Exercise
Locate and copy each line in the data that contains the word "nelle".
** Begin Exercise input **
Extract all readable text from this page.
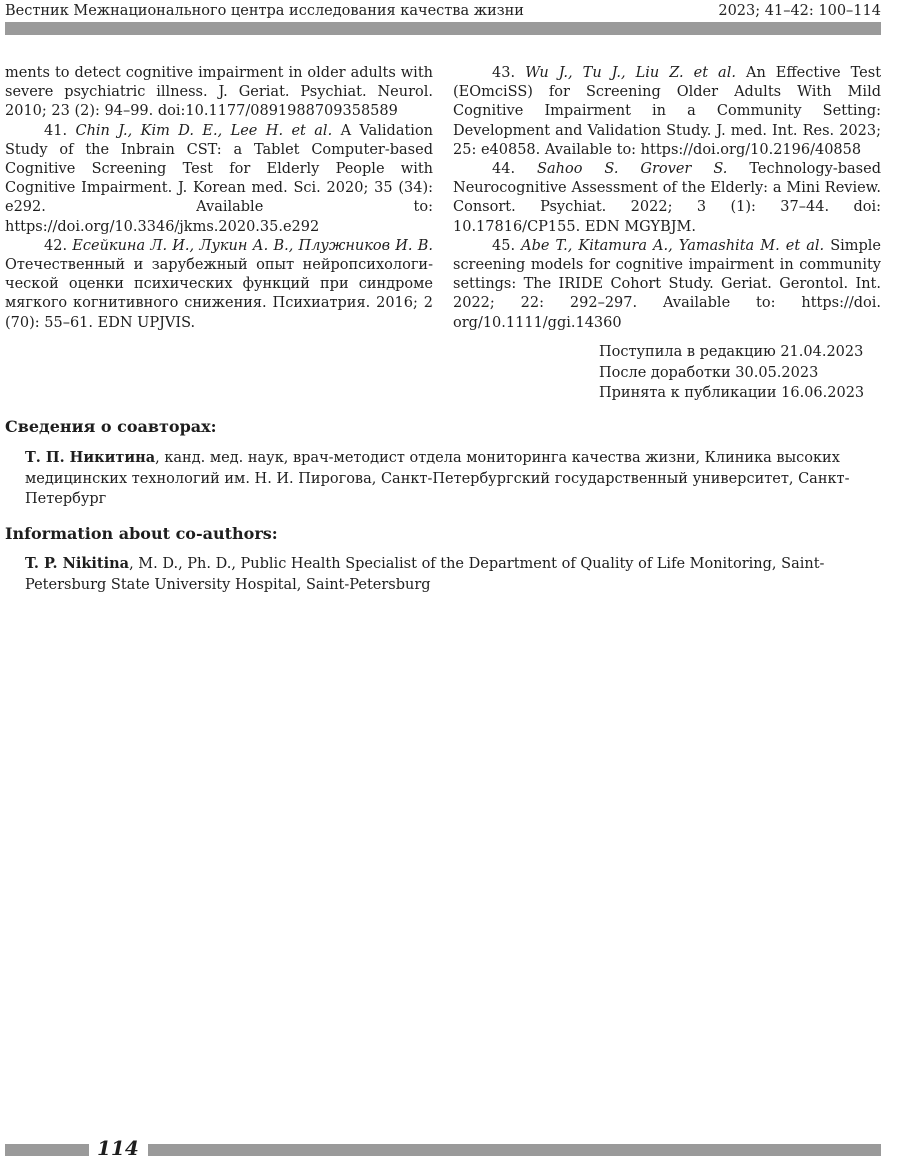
Вестник Межнационального центра исследования качества жизни	2023; 41–42: 100–114

ments to detect cognitive impairment in older adults with severe psychiatric illness. J. Geriat. Psychiat. Neurol. 2010; 23 (2): 94–99. doi:10.1177/0891988709358589

41. Chin J., Kim D. E., Lee H. et al. A Validation Study of the Inbrain CST: a Tablet Computer-based Cognitive Screening Test for Elderly People with Cognitive Impairment. J. Korean med. Sci. 2020; 35 (34): e292. Available to: https://doi.org/10.3346/jkms.2020.35.e292

42. Есейкина Л. И., Лукин А. В., Плужников И. В. Отечественный и зарубежный опыт нейропсихологической оценки психических функций при синдроме мягкого когнитивного снижения. Психиатрия. 2016; 2 (70): 55–61. EDN UPJVIS.

43. Wu J., Tu J., Liu Z. et al. An Effective Test (EOmciSS) for Screening Older Adults With Mild Cognitive Impairment in a Community Setting: Development and Validation Study. J. med. Int. Res. 2023; 25: e40858. Available to: https://doi.org/10.2196/40858

44. Sahoo S. Grover S. Technology-based Neurocognitive Assessment of the Elderly: a Mini Review. Consort. Psychiat. 2022; 3 (1): 37–44. doi: 10.17816/CP155. EDN MGYBJM.

45. Abe T., Kitamura A., Yamashita M. et al. Simple screening models for cognitive impairment in community settings: The IRIDE Cohort Study. Geriat. Gerontol. Int. 2022; 22: 292–297. Available to: https://doi. org/10.1111/ggi.14360

Поступила в редакцию 21.04.2023
После доработки 30.05.2023
Принята к публикации 16.06.2023
Сведения о соавторах:
Т. П. Никитина, канд. мед. наук, врач-методист отдела мониторинга качества жизни, Клиника высоких медицинских технологий им. Н. И. Пирогова, Санкт-Петербургский государственный университет, Санкт-Петербург
Information about co-authors:
T. P. Nikitina, M. D., Ph. D., Public Health Specialist of the Department of Quality of Life Monitoring, Saint-Petersburg State University Hospital, Saint-Petersburg
114
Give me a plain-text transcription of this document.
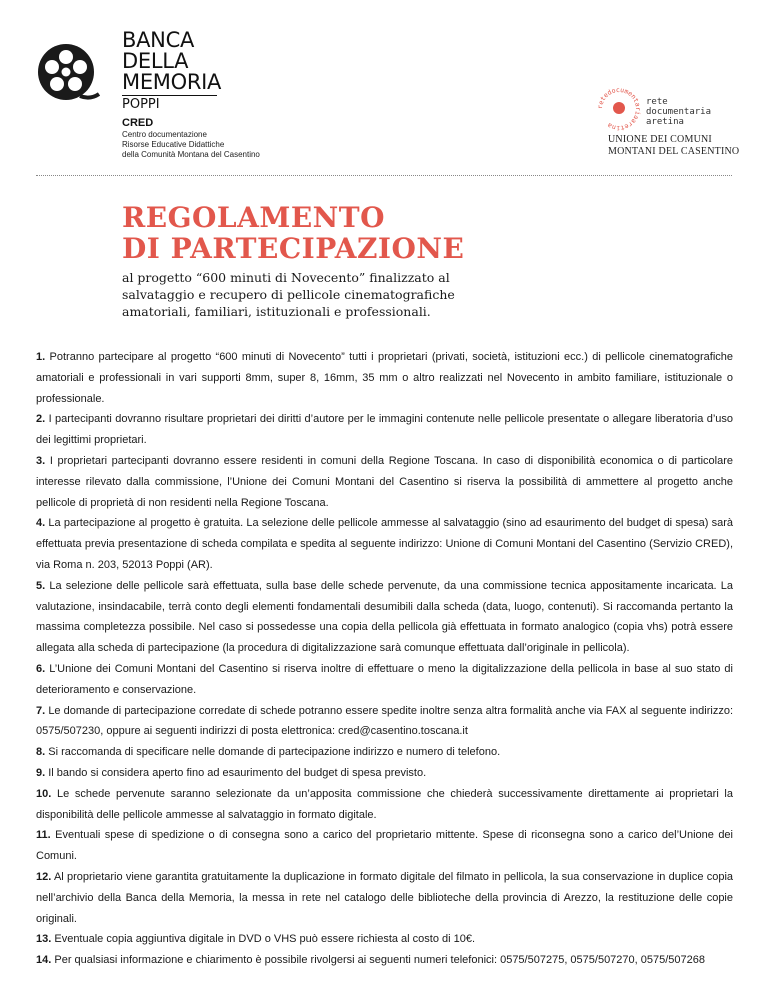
BANCA
DELLA
MEMORIA
POPPI
CRED
Centro documentazione
Risorse Educative Didattiche
della Comunità Montana del Casentino
retedocumentariaaretina
rete
documentaria
aretina
UNIONE DEI COMUNI
MONTANI DEL CASENTINO
REGOLAMENTO
DI PARTECIPAZIONE
al progetto “600 minuti di Novecento” finalizzato al salvataggio e recupero di pellicole cinematografiche amatoriali, familiari, istituzionali e professionali.

1. Potranno partecipare al progetto “600 minuti di Novecento” tutti i proprietari (privati, società, istituzioni ecc.) di pellicole cinematografiche amatoriali e professionali in vari supporti 8mm, super 8, 16mm, 35 mm o altro realizzati nel Novecento in ambito familiare, istituzionale o professionale.

2. I partecipanti dovranno risultare proprietari dei diritti d’autore per le immagini contenute nelle pellicole presentate o allegare liberatoria d’uso dei legittimi proprietari.

3. I proprietari partecipanti dovranno essere residenti in comuni della Regione Toscana. In caso di disponibilità economica o di particolare interesse rilevato dalla commissione, l’Unione dei Comuni Montani del Casentino si riserva la possibilità di ammettere al progetto anche pellicole di proprietà di non residenti nella Regione Toscana.

4. La partecipazione al progetto è gratuita. La selezione delle pellicole ammesse al salvataggio (sino ad esaurimento del budget di spesa) sarà effettuata previa presentazione di scheda compilata e spedita al seguente indirizzo: Unione di Comuni Montani del Casentino (Servizio CRED), via Roma n. 203, 52013 Poppi (AR).

5. La selezione delle pellicole sarà effettuata, sulla base delle schede pervenute, da una commissione tecnica appositamente incaricata. La valutazione, insindacabile, terrà conto degli elementi fondamentali desumibili dalla scheda (data, luogo, contenuti). Si raccomanda pertanto la massima completezza possibile. Nel caso si possedesse una copia della pellicola già effettuata in formato analogico (copia vhs) potrà essere allegata alla scheda di partecipazione (la procedura di digitalizzazione sarà comunque effettuata dall’originale in pellicola).

6. L’Unione dei Comuni Montani del Casentino si riserva inoltre di effettuare o meno la digitalizzazione della pellicola in base al suo stato di deterioramento e conservazione.

7. Le domande di partecipazione corredate di schede potranno essere spedite inoltre senza altra formalità anche via FAX al seguente indirizzo: 0575/507230, oppure ai seguenti indirizzi di posta elettronica: cred@casentino.toscana.it

8. Si raccomanda di specificare nelle domande di partecipazione indirizzo e numero di telefono.

9. Il bando si considera aperto fino ad esaurimento del budget di spesa previsto.

10. Le schede pervenute saranno selezionate da un’apposita commissione che chiederà successivamente direttamente ai proprietari la disponibilità delle pellicole ammesse al salvataggio in formato digitale.

11. Eventuali spese di spedizione o di consegna sono a carico del proprietario mittente. Spese di riconsegna sono a carico del’Unione dei Comuni.

12. Al proprietario viene garantita gratuitamente la duplicazione in formato digitale del filmato in pellicola, la sua conservazione in duplice copia nell’archivio della Banca della Memoria, la messa in rete nel catalogo delle biblioteche della provincia di Arezzo, la restituzione delle copie originali.

13. Eventuale copia aggiuntiva digitale in DVD o VHS può essere richiesta al costo di 10€.

14. Per qualsiasi informazione e chiarimento è possibile rivolgersi ai seguenti numeri telefonici: 0575/507275, 0575/507270, 0575/507268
** End Exercise input **
Task solution
2. I partecipanti dovranno risultare proprietari dei diritti d’autore per le immagini contenute nelle pellicole presentate o allegare liberatoria d’uso dei legittimi proprietari.
8. Si raccomanda di specificare nelle domande di partecipazione indirizzo e numero di telefono.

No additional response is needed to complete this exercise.